EXERCISE BRIEF: Exactly reproduce each entry, leaving out nothing.

DATASET:
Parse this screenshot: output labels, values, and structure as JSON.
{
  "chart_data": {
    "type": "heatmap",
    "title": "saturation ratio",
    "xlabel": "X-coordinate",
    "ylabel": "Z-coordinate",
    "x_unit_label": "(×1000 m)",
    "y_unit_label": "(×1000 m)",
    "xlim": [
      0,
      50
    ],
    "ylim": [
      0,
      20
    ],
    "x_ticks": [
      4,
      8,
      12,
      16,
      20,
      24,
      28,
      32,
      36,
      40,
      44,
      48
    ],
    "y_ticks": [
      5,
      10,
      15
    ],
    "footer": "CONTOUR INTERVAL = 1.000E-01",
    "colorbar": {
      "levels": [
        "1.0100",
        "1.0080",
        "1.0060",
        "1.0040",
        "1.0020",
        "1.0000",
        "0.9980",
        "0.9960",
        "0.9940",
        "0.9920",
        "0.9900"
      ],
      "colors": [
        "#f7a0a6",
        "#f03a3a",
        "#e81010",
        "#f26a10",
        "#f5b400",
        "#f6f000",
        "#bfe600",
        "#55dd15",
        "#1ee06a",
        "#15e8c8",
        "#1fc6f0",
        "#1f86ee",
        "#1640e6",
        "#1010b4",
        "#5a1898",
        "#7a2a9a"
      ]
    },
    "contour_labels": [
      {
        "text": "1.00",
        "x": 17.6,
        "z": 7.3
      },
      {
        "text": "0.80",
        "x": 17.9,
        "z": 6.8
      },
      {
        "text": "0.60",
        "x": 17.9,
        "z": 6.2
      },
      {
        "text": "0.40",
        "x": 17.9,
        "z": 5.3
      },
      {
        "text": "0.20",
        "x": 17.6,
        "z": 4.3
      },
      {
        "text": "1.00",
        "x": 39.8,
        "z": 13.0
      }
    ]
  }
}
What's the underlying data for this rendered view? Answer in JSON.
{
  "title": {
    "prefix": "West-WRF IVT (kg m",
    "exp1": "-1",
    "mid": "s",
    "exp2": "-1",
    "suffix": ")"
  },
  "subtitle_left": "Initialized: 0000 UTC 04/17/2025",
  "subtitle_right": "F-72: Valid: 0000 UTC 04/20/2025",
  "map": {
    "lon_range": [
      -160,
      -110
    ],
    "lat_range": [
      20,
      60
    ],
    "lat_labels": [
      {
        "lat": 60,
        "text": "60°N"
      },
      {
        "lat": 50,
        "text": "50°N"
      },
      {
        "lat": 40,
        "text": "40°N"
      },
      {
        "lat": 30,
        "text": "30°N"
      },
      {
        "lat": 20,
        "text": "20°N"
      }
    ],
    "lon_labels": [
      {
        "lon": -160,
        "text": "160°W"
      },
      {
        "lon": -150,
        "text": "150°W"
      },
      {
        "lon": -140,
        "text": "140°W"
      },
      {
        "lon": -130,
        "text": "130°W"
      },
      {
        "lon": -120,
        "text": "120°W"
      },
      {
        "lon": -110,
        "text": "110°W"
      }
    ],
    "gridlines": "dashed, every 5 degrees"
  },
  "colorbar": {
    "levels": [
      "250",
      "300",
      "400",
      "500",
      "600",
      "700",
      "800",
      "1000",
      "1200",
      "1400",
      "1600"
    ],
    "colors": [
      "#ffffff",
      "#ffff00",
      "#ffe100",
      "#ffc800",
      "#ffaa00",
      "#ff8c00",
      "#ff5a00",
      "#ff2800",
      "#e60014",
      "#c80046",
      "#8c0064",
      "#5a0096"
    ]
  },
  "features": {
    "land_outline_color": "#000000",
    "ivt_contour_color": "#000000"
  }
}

RESULT:
Parse this screenshot: output labels, values, and structure as JSON.
{
  "chart_data": {
    "type": "heatmap",
    "title": "saturation ratio",
    "xlabel": "X-coordinate",
    "ylabel": "Z-coordinate",
    "x_unit_label": "(×1000 m)",
    "y_unit_label": "(×1000 m)",
    "xlim": [
      0,
      50
    ],
    "ylim": [
      0,
      20
    ],
    "x_ticks": [
      4,
      8,
      12,
      16,
      20,
      24,
      28,
      32,
      36,
      40,
      44,
      48
    ],
    "y_ticks": [
      5,
      10,
      15
    ],
    "footer": "CONTOUR INTERVAL = 1.000E-01",
    "colorbar": {
      "levels": [
        "1.0100",
        "1.0080",
        "1.0060",
        "1.0040",
        "1.0020",
        "1.0000",
        "0.9980",
        "0.9960",
        "0.9940",
        "0.9920",
        "0.9900"
      ],
      "colors": [
        "#f7a0a6",
        "#f03a3a",
        "#e81010",
        "#f26a10",
        "#f5b400",
        "#f6f000",
        "#bfe600",
        "#55dd15",
        "#1ee06a",
        "#15e8c8",
        "#1fc6f0",
        "#1f86ee",
        "#1640e6",
        "#1010b4",
        "#5a1898",
        "#7a2a9a"
      ]
    },
    "contour_labels": [
      {
        "text": "1.00",
        "x": 17.6,
        "z": 7.3
      },
      {
        "text": "0.80",
        "x": 17.9,
        "z": 6.8
      },
      {
        "text": "0.60",
        "x": 17.9,
        "z": 6.2
      },
      {
        "text": "0.40",
        "x": 17.9,
        "z": 5.3
      },
      {
        "text": "0.20",
        "x": 17.6,
        "z": 4.3
      },
      {
        "text": "1.00",
        "x": 39.8,
        "z": 13.0
      }
    ]
  }
}
What's the underlying data for this rendered view? Answer in JSON.
{
  "title": {
    "prefix": "West-WRF IVT (kg m",
    "exp1": "-1",
    "mid": "s",
    "exp2": "-1",
    "suffix": ")"
  },
  "subtitle_left": "Initialized: 0000 UTC 04/17/2025",
  "subtitle_right": "F-72: Valid: 0000 UTC 04/20/2025",
  "map": {
    "lon_range": [
      -160,
      -110
    ],
    "lat_range": [
      20,
      60
    ],
    "lat_labels": [
      {
        "lat": 60,
        "text": "60°N"
      },
      {
        "lat": 50,
        "text": "50°N"
      },
      {
        "lat": 40,
        "text": "40°N"
      },
      {
        "lat": 30,
        "text": "30°N"
      },
      {
        "lat": 20,
        "text": "20°N"
      }
    ],
    "lon_labels": [
      {
        "lon": -160,
        "text": "160°W"
      },
      {
        "lon": -150,
        "text": "150°W"
      },
      {
        "lon": -140,
        "text": "140°W"
      },
      {
        "lon": -130,
        "text": "130°W"
      },
      {
        "lon": -120,
        "text": "120°W"
      },
      {
        "lon": -110,
        "text": "110°W"
      }
    ],
    "gridlines": "dashed, every 5 degrees"
  },
  "colorbar": {
    "levels": [
      "250",
      "300",
      "400",
      "500",
      "600",
      "700",
      "800",
      "1000",
      "1200",
      "1400",
      "1600"
    ],
    "colors": [
      "#ffffff",
      "#ffff00",
      "#ffe100",
      "#ffc800",
      "#ffaa00",
      "#ff8c00",
      "#ff5a00",
      "#ff2800",
      "#e60014",
      "#c80046",
      "#8c0064",
      "#5a0096"
    ]
  },
  "features": {
    "land_outline_color": "#000000",
    "ivt_contour_color": "#000000"
  }
}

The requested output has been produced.